━━━ Extracted records ━━━
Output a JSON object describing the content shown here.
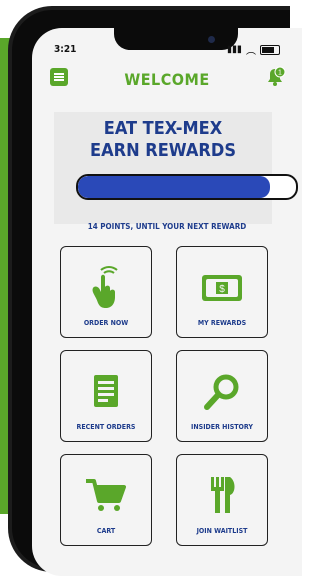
{
  "status": {
    "time": "3:21"
  },
  "header": {
    "title": "WELCOME",
    "notification_badge": "1"
  },
  "hero": {
    "line1": "EAT TEX-MEX",
    "line2": "EARN REWARDS"
  },
  "progress": {
    "fraction": 0.88
  },
  "points_text": "14 POINTS, UNTIL YOUR NEXT REWARD",
  "tiles": [
    {
      "label": "ORDER NOW"
    },
    {
      "label": "MY REWARDS"
    },
    {
      "label": "RECENT ORDERS"
    },
    {
      "label": "INSIDER HISTORY"
    },
    {
      "label": "CART"
    },
    {
      "label": "JOIN WAITLIST"
    }
  ],
  "colors": {
    "brand_green": "#5aa72a",
    "brand_blue": "#1e3c8c",
    "progress_blue": "#2a49b8"
  }
}
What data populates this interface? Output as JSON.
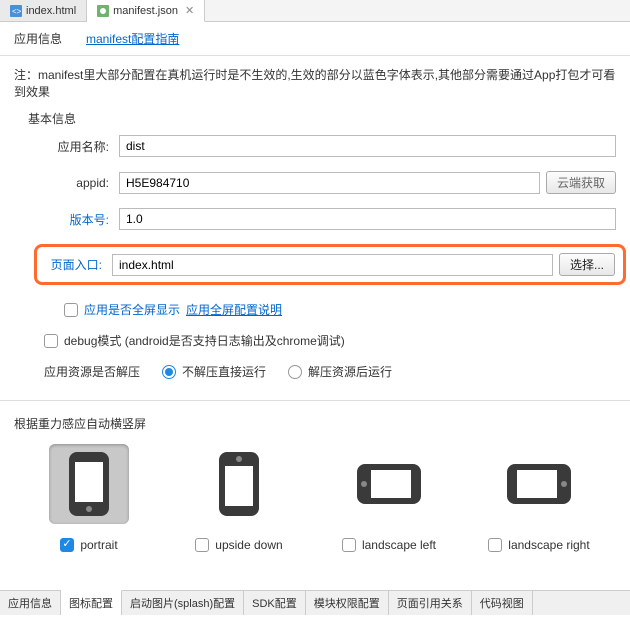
{
  "tabs": {
    "index": "index.html",
    "manifest": "manifest.json"
  },
  "subheader": {
    "app_info": "应用信息",
    "guide_link": "manifest配置指南"
  },
  "note": "注：manifest里大部分配置在真机运行时是不生效的,生效的部分以蓝色字体表示,其他部分需要通过App打包才可看到效果",
  "section_basic": "基本信息",
  "form": {
    "name_label": "应用名称:",
    "name_value": "dist",
    "appid_label": "appid:",
    "appid_value": "H5E984710",
    "cloud_btn": "云端获取",
    "version_label": "版本号:",
    "version_value": "1.0",
    "entry_label": "页面入口:",
    "entry_value": "index.html",
    "select_btn": "选择..."
  },
  "checks": {
    "fullscreen": "应用是否全屏显示",
    "fullscreen_link": "应用全屏配置说明",
    "debug": "debug模式 (android是否支持日志输出及chrome调试)"
  },
  "resource": {
    "label": "应用资源是否解压",
    "opt1": "不解压直接运行",
    "opt2": "解压资源后运行"
  },
  "orientation": {
    "title": "根据重力感应自动横竖屏",
    "portrait": "portrait",
    "upside": "upside down",
    "land_left": "landscape left",
    "land_right": "landscape right"
  },
  "bottom_tabs": [
    "应用信息",
    "图标配置",
    "启动图片(splash)配置",
    "SDK配置",
    "模块权限配置",
    "页面引用关系",
    "代码视图"
  ],
  "watermark": ""
}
━━━
Task to carry out:
Find every line in the entries that includes the word "html", then state how many there are and nothing else.

Written answer:
2